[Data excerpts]
○ ○ ○

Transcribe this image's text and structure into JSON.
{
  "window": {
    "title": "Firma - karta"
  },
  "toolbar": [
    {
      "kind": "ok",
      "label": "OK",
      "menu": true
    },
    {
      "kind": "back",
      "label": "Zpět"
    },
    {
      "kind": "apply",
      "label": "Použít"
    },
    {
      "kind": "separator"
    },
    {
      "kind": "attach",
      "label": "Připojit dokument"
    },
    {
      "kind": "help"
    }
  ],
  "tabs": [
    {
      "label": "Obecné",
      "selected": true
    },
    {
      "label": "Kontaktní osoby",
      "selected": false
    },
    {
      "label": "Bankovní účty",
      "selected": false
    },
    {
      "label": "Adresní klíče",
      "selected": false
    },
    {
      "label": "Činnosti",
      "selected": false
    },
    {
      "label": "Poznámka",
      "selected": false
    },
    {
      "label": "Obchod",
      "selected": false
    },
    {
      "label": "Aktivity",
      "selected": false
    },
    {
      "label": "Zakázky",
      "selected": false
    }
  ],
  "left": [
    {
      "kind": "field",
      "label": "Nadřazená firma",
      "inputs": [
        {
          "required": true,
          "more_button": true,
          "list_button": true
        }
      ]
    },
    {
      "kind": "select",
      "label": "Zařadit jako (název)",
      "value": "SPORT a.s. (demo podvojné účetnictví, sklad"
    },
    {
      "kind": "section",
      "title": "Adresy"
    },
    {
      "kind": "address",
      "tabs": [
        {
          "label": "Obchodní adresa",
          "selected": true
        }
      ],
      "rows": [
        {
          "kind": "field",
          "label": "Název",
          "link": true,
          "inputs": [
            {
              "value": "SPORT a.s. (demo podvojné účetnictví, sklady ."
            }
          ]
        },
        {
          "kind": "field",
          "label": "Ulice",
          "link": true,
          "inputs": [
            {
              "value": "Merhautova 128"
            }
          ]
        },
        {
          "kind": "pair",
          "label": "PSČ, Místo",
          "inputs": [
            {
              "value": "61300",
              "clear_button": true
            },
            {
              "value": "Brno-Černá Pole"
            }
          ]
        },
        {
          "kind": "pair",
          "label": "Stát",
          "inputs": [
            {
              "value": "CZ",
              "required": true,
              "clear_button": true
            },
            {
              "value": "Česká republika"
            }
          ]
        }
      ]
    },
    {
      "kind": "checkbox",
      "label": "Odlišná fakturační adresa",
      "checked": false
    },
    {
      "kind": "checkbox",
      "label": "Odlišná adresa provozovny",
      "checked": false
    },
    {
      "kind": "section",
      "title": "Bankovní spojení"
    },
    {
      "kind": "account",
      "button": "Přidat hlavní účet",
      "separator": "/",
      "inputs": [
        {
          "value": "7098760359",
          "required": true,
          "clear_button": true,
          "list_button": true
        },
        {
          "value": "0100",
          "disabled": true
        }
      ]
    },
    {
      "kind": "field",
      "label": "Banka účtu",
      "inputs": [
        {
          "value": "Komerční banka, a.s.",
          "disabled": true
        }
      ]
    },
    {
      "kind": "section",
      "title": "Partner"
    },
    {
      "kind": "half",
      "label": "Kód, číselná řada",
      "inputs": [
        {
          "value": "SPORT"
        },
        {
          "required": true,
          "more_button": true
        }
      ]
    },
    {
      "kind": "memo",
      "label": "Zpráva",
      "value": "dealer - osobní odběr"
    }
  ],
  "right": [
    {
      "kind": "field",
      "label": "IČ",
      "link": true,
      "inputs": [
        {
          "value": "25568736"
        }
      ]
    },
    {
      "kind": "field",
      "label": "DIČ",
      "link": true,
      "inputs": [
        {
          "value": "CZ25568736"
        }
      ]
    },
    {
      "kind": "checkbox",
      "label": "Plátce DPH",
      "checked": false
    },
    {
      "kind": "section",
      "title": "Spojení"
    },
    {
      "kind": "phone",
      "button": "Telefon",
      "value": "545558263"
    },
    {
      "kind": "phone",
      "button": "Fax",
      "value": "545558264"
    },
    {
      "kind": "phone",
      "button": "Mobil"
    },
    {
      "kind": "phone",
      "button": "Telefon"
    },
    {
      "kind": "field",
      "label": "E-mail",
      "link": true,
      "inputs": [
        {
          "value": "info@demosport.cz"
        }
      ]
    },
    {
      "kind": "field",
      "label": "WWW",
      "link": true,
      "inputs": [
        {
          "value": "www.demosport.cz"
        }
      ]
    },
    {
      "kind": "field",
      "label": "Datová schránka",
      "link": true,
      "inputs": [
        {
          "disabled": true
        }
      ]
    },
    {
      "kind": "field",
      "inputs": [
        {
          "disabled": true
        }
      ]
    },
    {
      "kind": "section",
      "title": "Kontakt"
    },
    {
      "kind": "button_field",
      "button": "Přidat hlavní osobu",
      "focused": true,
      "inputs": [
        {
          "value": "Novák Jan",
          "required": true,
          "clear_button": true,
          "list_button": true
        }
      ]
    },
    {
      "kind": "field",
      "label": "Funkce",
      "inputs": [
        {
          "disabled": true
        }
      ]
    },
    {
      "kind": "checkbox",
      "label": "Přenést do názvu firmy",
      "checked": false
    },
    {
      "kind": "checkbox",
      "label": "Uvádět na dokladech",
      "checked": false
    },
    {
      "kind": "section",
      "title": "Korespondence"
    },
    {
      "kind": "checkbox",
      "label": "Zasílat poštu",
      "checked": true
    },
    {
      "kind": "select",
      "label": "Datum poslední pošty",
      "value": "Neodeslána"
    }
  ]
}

○ ○ ○

Requirement
Print all of the entries again, exactly as written.

Full answer
Transcribe this image's text and structure into JSON.
{
  "window": {
    "title": "Firma - karta"
  },
  "toolbar": [
    {
      "kind": "ok",
      "label": "OK",
      "menu": true
    },
    {
      "kind": "back",
      "label": "Zpět"
    },
    {
      "kind": "apply",
      "label": "Použít"
    },
    {
      "kind": "separator"
    },
    {
      "kind": "attach",
      "label": "Připojit dokument"
    },
    {
      "kind": "help"
    }
  ],
  "tabs": [
    {
      "label": "Obecné",
      "selected": true
    },
    {
      "label": "Kontaktní osoby",
      "selected": false
    },
    {
      "label": "Bankovní účty",
      "selected": false
    },
    {
      "label": "Adresní klíče",
      "selected": false
    },
    {
      "label": "Činnosti",
      "selected": false
    },
    {
      "label": "Poznámka",
      "selected": false
    },
    {
      "label": "Obchod",
      "selected": false
    },
    {
      "label": "Aktivity",
      "selected": false
    },
    {
      "label": "Zakázky",
      "selected": false
    }
  ],
  "left": [
    {
      "kind": "field",
      "label": "Nadřazená firma",
      "inputs": [
        {
          "required": true,
          "more_button": true,
          "list_button": true
        }
      ]
    },
    {
      "kind": "select",
      "label": "Zařadit jako (název)",
      "value": "SPORT a.s. (demo podvojné účetnictví, sklad"
    },
    {
      "kind": "section",
      "title": "Adresy"
    },
    {
      "kind": "address",
      "tabs": [
        {
          "label": "Obchodní adresa",
          "selected": true
        }
      ],
      "rows": [
        {
          "kind": "field",
          "label": "Název",
          "link": true,
          "inputs": [
            {
              "value": "SPORT a.s. (demo podvojné účetnictví, sklady ."
            }
          ]
        },
        {
          "kind": "field",
          "label": "Ulice",
          "link": true,
          "inputs": [
            {
              "value": "Merhautova 128"
            }
          ]
        },
        {
          "kind": "pair",
          "label": "PSČ, Místo",
          "inputs": [
            {
              "value": "61300",
              "clear_button": true
            },
            {
              "value": "Brno-Černá Pole"
            }
          ]
        },
        {
          "kind": "pair",
          "label": "Stát",
          "inputs": [
            {
              "value": "CZ",
              "required": true,
              "clear_button": true
            },
            {
              "value": "Česká republika"
            }
          ]
        }
      ]
    },
    {
      "kind": "checkbox",
      "label": "Odlišná fakturační adresa",
      "checked": false
    },
    {
      "kind": "checkbox",
      "label": "Odlišná adresa provozovny",
      "checked": false
    },
    {
      "kind": "section",
      "title": "Bankovní spojení"
    },
    {
      "kind": "account",
      "button": "Přidat hlavní účet",
      "separator": "/",
      "inputs": [
        {
          "value": "7098760359",
          "required": true,
          "clear_button": true,
          "list_button": true
        },
        {
          "value": "0100",
          "disabled": true
        }
      ]
    },
    {
      "kind": "field",
      "label": "Banka účtu",
      "inputs": [
        {
          "value": "Komerční banka, a.s.",
          "disabled": true
        }
      ]
    },
    {
      "kind": "section",
      "title": "Partner"
    },
    {
      "kind": "half",
      "label": "Kód, číselná řada",
      "inputs": [
        {
          "value": "SPORT"
        },
        {
          "required": true,
          "more_button": true
        }
      ]
    },
    {
      "kind": "memo",
      "label": "Zpráva",
      "value": "dealer - osobní odběr"
    }
  ],
  "right": [
    {
      "kind": "field",
      "label": "IČ",
      "link": true,
      "inputs": [
        {
          "value": "25568736"
        }
      ]
    },
    {
      "kind": "field",
      "label": "DIČ",
      "link": true,
      "inputs": [
        {
          "value": "CZ25568736"
        }
      ]
    },
    {
      "kind": "checkbox",
      "label": "Plátce DPH",
      "checked": false
    },
    {
      "kind": "section",
      "title": "Spojení"
    },
    {
      "kind": "phone",
      "button": "Telefon",
      "value": "545558263"
    },
    {
      "kind": "phone",
      "button": "Fax",
      "value": "545558264"
    },
    {
      "kind": "phone",
      "button": "Mobil"
    },
    {
      "kind": "phone",
      "button": "Telefon"
    },
    {
      "kind": "field",
      "label": "E-mail",
      "link": true,
      "inputs": [
        {
          "value": "info@demosport.cz"
        }
      ]
    },
    {
      "kind": "field",
      "label": "WWW",
      "link": true,
      "inputs": [
        {
          "value": "www.demosport.cz"
        }
      ]
    },
    {
      "kind": "field",
      "label": "Datová schránka",
      "link": true,
      "inputs": [
        {
          "disabled": true
        }
      ]
    },
    {
      "kind": "field",
      "inputs": [
        {
          "disabled": true
        }
      ]
    },
    {
      "kind": "section",
      "title": "Kontakt"
    },
    {
      "kind": "button_field",
      "button": "Přidat hlavní osobu",
      "focused": true,
      "inputs": [
        {
          "value": "Novák Jan",
          "required": true,
          "clear_button": true,
          "list_button": true
        }
      ]
    },
    {
      "kind": "field",
      "label": "Funkce",
      "inputs": [
        {
          "disabled": true
        }
      ]
    },
    {
      "kind": "checkbox",
      "label": "Přenést do názvu firmy",
      "checked": false
    },
    {
      "kind": "checkbox",
      "label": "Uvádět na dokladech",
      "checked": false
    },
    {
      "kind": "section",
      "title": "Korespondence"
    },
    {
      "kind": "checkbox",
      "label": "Zasílat poštu",
      "checked": true
    },
    {
      "kind": "select",
      "label": "Datum poslední pošty",
      "value": "Neodeslána"
    }
  ]
}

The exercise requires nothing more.